**What to work on**
Look through the material below, count the lines containing the word "продажи", and state only the count.

**Material to process**
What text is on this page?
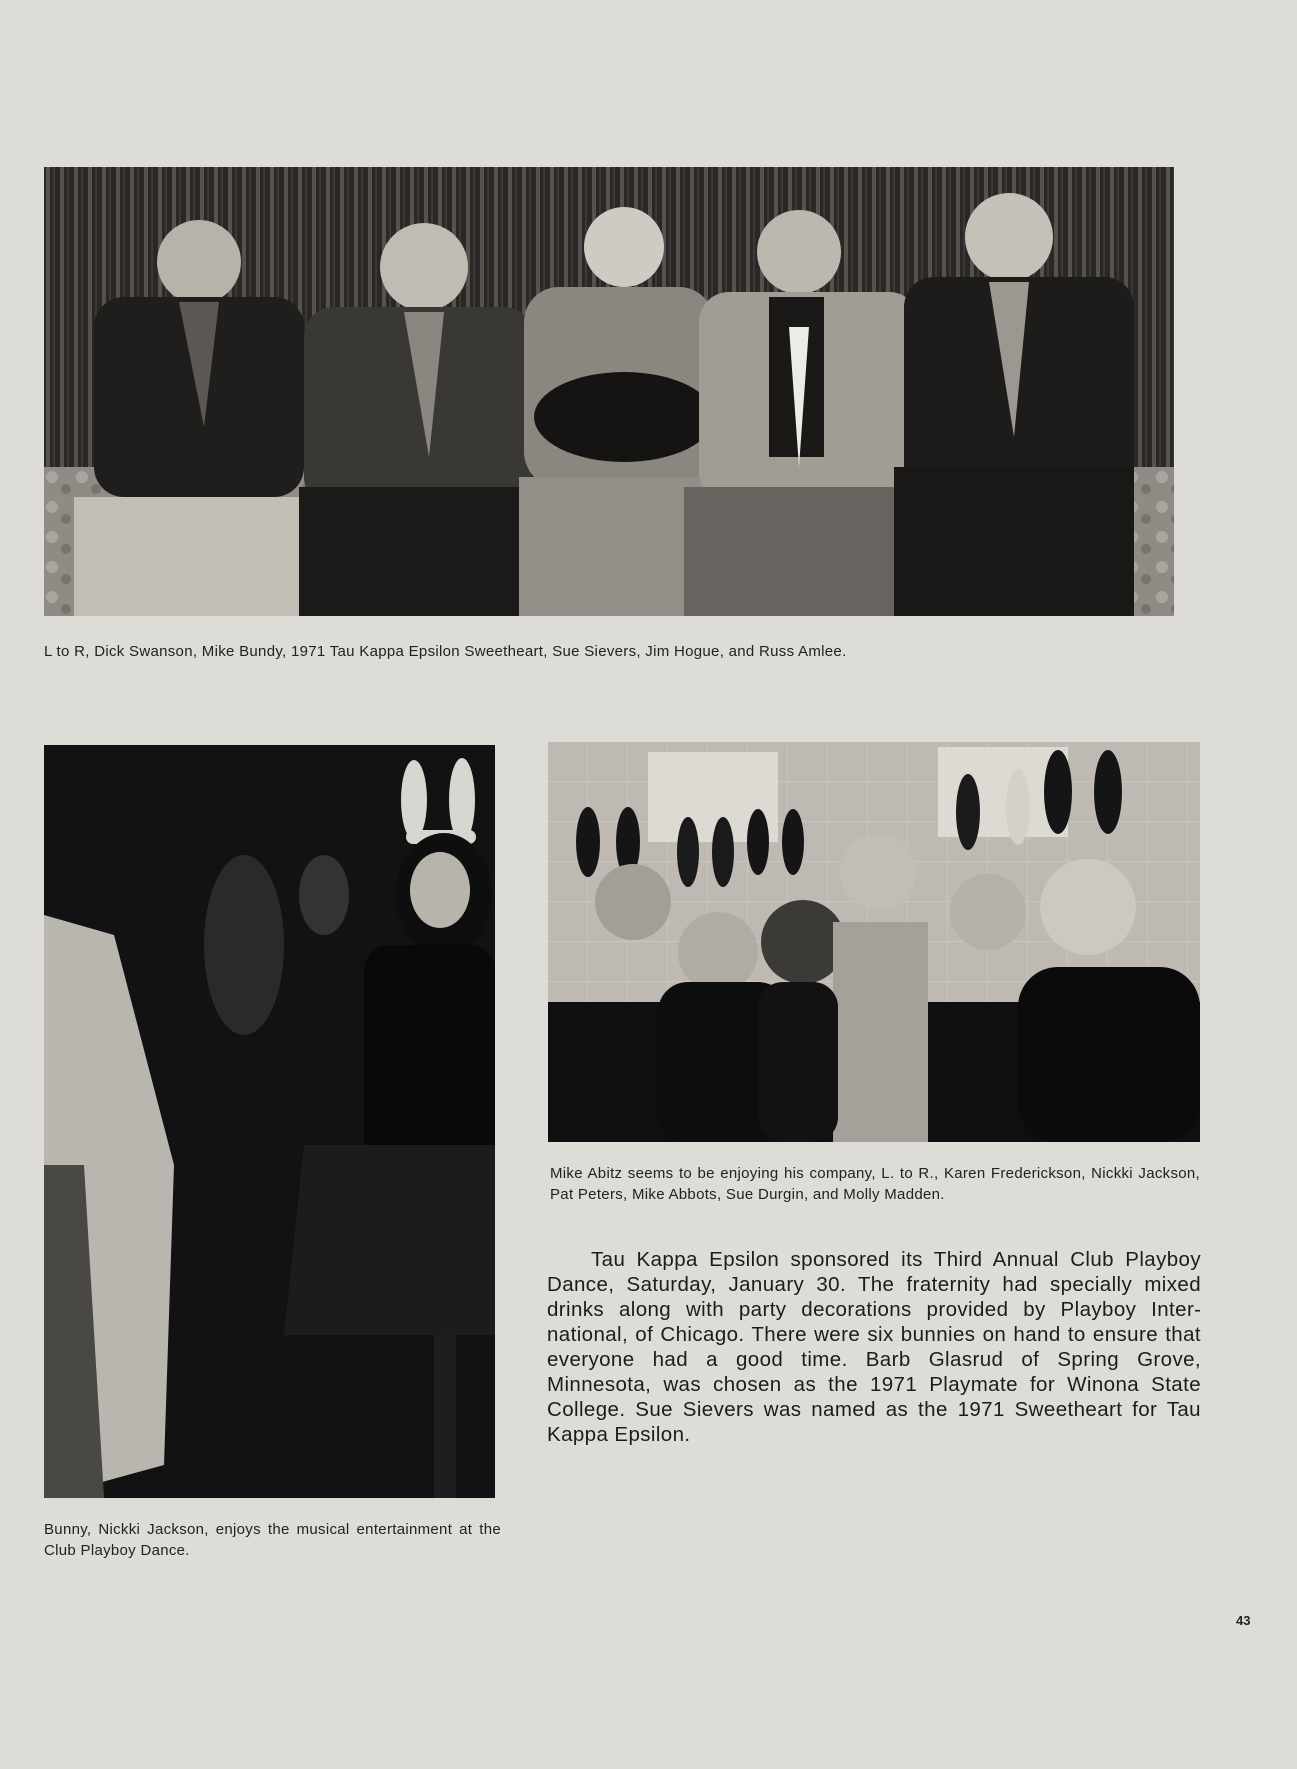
L to R, Dick Swanson, Mike Bundy, 1971 Tau Kappa Epsilon Sweetheart, Sue Sievers, Jim Hogue, and Russ Amlee.
Bunny, Nickki Jackson, enjoys the musical entertainment at the Club Playboy Dance.
Mike Abitz seems to be enjoying his company, L. to R., Karen Frederickson, Nickki Jackson, Pat Peters, Mike Abbots, Sue Durgin, and Molly Madden.
Tau Kappa Epsilon sponsored its Third Annual Club Playboy Dance, Saturday, January 30. The fraternity had specially mixed drinks along with party decorations provided by Playboy International, of Chicago. There were six bunnies on hand to ensure that everyone had a good time. Barb Glasrud of Spring Grove, Minnesota, was chosen as the 1971 Playmate for Winona State College. Sue Sievers was named as the 1971 Sweetheart for Tau Kappa Epsilon.
43
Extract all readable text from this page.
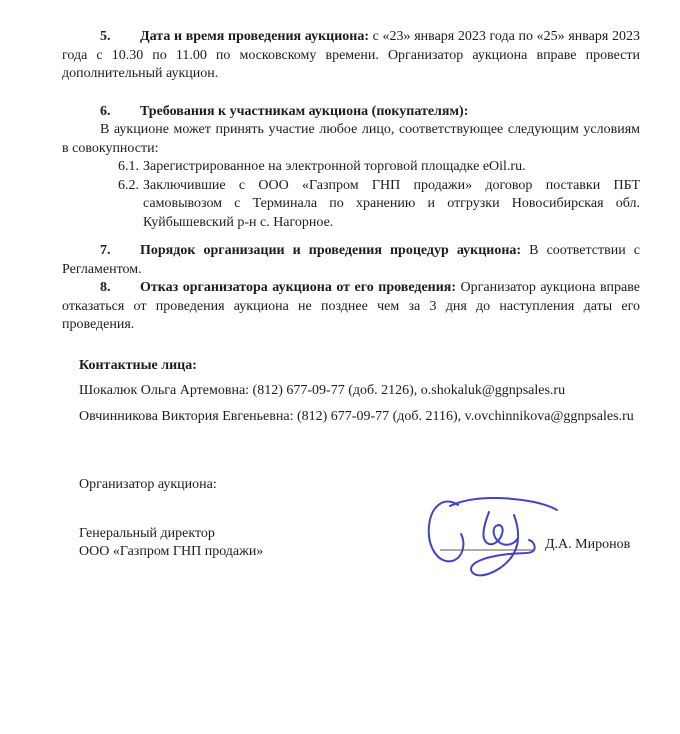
5. Дата и время проведения аукциона: с «23» января 2023 года по «25» января 2023 года с 10.30 по 11.00 по московскому времени. Организатор аукциона вправе провести дополнительный аукцион.

6. Требования к участникам аукциона (покупателям):

В аукционе может принять участие любое лицо, соответствующее следующим условиям в совокупности:

6.1. Зарегистрированное на электронной торговой площадке eOil.ru.
6.2. Заключившие с ООО «Газпром ГНП продажи» договор поставки ПБТ самовывозом с Терминала по хранению и отгрузки Новосибирская обл. Куйбышевский р-н с. Нагорное.

7. Порядок организации и проведения процедур аукциона: В соответствии с Регламентом.

8. Отказ организатора аукциона от его проведения: Организатор аукциона вправе отказаться от проведения аукциона не позднее чем за 3 дня до наступления даты его проведения.

Контактные лица:

Шокалюк Ольга Артемовна: (812) 677-09-77 (доб. 2126), o.shokaluk@ggnpsales.ru

Овчинникова Виктория Евгеньевна: (812) 677-09-77 (доб. 2116), v.ovchinnikova@ggnpsales.ru

Организатор аукциона:

Генеральный директор

ООО «Газпром ГНП продажи»	Д.А. Миронов
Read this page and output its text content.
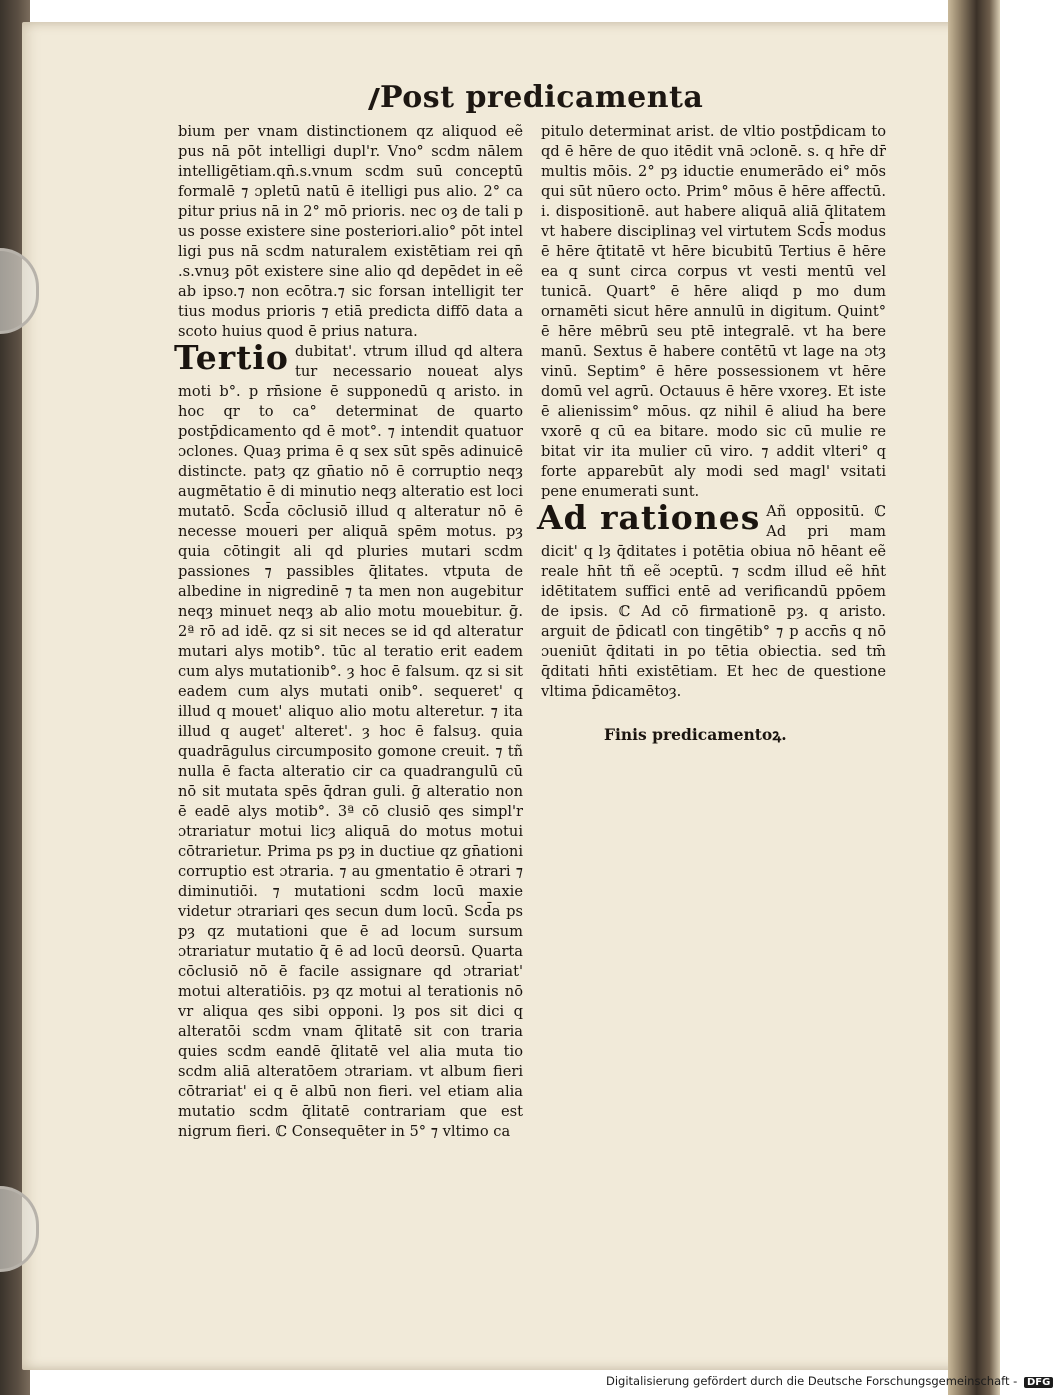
Post predicamenta

bium per vnam distinctionem qz aliquod eẽ pus nā pōt intelligi dupl'r. Vno° scdm nālem intelligētiam.qn̄.s.vnum scdm suū conceptū formalē ⁊ ɔpletū natū ē itelligi pus alio. 2° ca pitur prius nā in 2° mō prioris. nec oȝ de tali p us posse existere sine posteriori.alio° pōt intel ligi pus nā scdm naturalem existētiam rei qn̄ .s.vnuȝ pōt existere sine alio qd depēdet in eẽ ab ipso.⁊ non ecōtra.⁊ sic forsan intelligit ter tius modus prioris ⁊ etiā predicta diffō data a scoto huius quod ē prius natura.

Tertio dubitat'. vtrum illud qd altera tur necessario noueat alys moti b°. p rn̄sione ē supponedū q aristo. in hoc qr to ca° determinat de quarto postp̄dicamento qd ē mot°. ⁊ intendit quatuor ɔclones. Quaȝ prima ē q sex sūt spēs adinuicē distincte. patȝ qz gn̄atio nō ē corruptio neqȝ augmētatio ē di minutio neqȝ alteratio est loci mutatō. Scd̄a cōclusiō illud q alteratur nō ē necesse moueri per aliquā spēm motus. pȝ quia cōtingit ali qd pluries mutari scdm passiones ⁊ passibles q̄litates. vtputa de albedine in nigredinē ⁊ ta men non augebitur neqȝ minuet neqȝ ab alio motu mouebitur. ḡ. 2ª rō ad idē. qz si sit neces se id qd alteratur mutari alys motib°. tūc al teratio erit eadem cum alys mutationib°. ȝ hoc ē falsum. qz si sit eadem cum alys mutati onib°. sequeret' q illud q mouet' aliquo alio motu alteretur. ⁊ ita illud q auget' alteret'. ȝ hoc ē falsuȝ. quia quadrāgulus circumposito gomone creuit. ⁊ tñ nulla ē facta alteratio cir ca quadrangulū cū nō sit mutata spēs q̄dran guli. ḡ alteratio non ē eadē alys motib°. 3ª cō clusiō qes simpl'r ɔtrariatur motui licȝ aliquā do motus motui cōtrarietur. Prima ps pȝ in ductiue qz gn̄ationi corruptio est ɔtraria. ⁊ au gmentatio ē ɔtrari ⁊ diminutiōi. ⁊ mutationi scdm locū maxie videtur ɔtrariari qes secun dum locū. Scd̄a ps pȝ qz mutationi que ē ad locum sursum ɔtrariatur mutatio q̄ ē ad locū deorsū. Quarta cōclusiō nō ē facile assignare qd ɔtrariat' motui alteratiōis. pȝ qz motui al terationis nō vr aliqua qes sibi opponi. lȝ pos sit dici q alteratōi scdm vnam q̄litatē sit con traria quies scdm eandē q̄litatē vel alia muta tio scdm aliā alteratōem ɔtrariam. vt album fieri cōtrariat' ei q ē albū non fieri. vel etiam alia mutatio scdm q̄litatē contrariam que est nigrum fieri. ℂ Consequēter in 5° ⁊ vltimo ca

pitulo determinat arist. de vltio postp̄dicam to qd ē hēre de quo itēdit vnā ɔclonē. s. q hr̄e dr̄ multis mōis. 2° pȝ iductie enumerādo ei° mōs qui sūt nūero octo. Prim° mōus ē hēre affectū. i. dispositionē. aut habere aliquā aliā q̄litatem vt habere disciplinaȝ vel virtutem Scd̄s modus ē hēre q̄titatē vt hēre bicubitū Tertius ē hēre ea q sunt circa corpus vt vesti mentū vel tunicā. Quart° ē hēre aliqd p mo dum ornamēti sicut hēre annulū in digitum. Quint° ē hēre mēbrū seu ptē integralē. vt ha bere manū. Sextus ē habere contētū vt lage na ɔtȝ vinū. Septim° ē hēre possessionem vt hēre domū vel agrū. Octauus ē hēre vxoreȝ. Et iste ē alienissim° mōus. qz nihil ē aliud ha bere vxorē q cū ea bitare. modo sic cū mulie re bitat vir ita mulier cū viro. ⁊ addit vlteri° q forte apparebūt aly modi sed magl' vsitati pene enumerati sunt.

Ad rationes Añ oppositū. ℂ Ad pri mam dicit' q lȝ q̄ditates i potētia obiua nō hēant eẽ reale hn̄t tñ eẽ ɔceptū. ⁊ scdm illud eẽ hn̄t idētitatem suffici entē ad verificandū ppōem de ipsis. ℂ Ad cō firmationē pȝ. q aristo. arguit de p̄dicatl con tingētib° ⁊ p accn̄s q nō ɔueniūt q̄ditati in po tētia obiectia. sed tm̄ q̄ditati hn̄ti existētiam. Et hec de questione vltima p̄dicamētoȝ.

Finis predicamentoꝝ.
Digitalisierung gefördert durch die Deutsche Forschungsgemeinschaft - DFG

**Reply**
2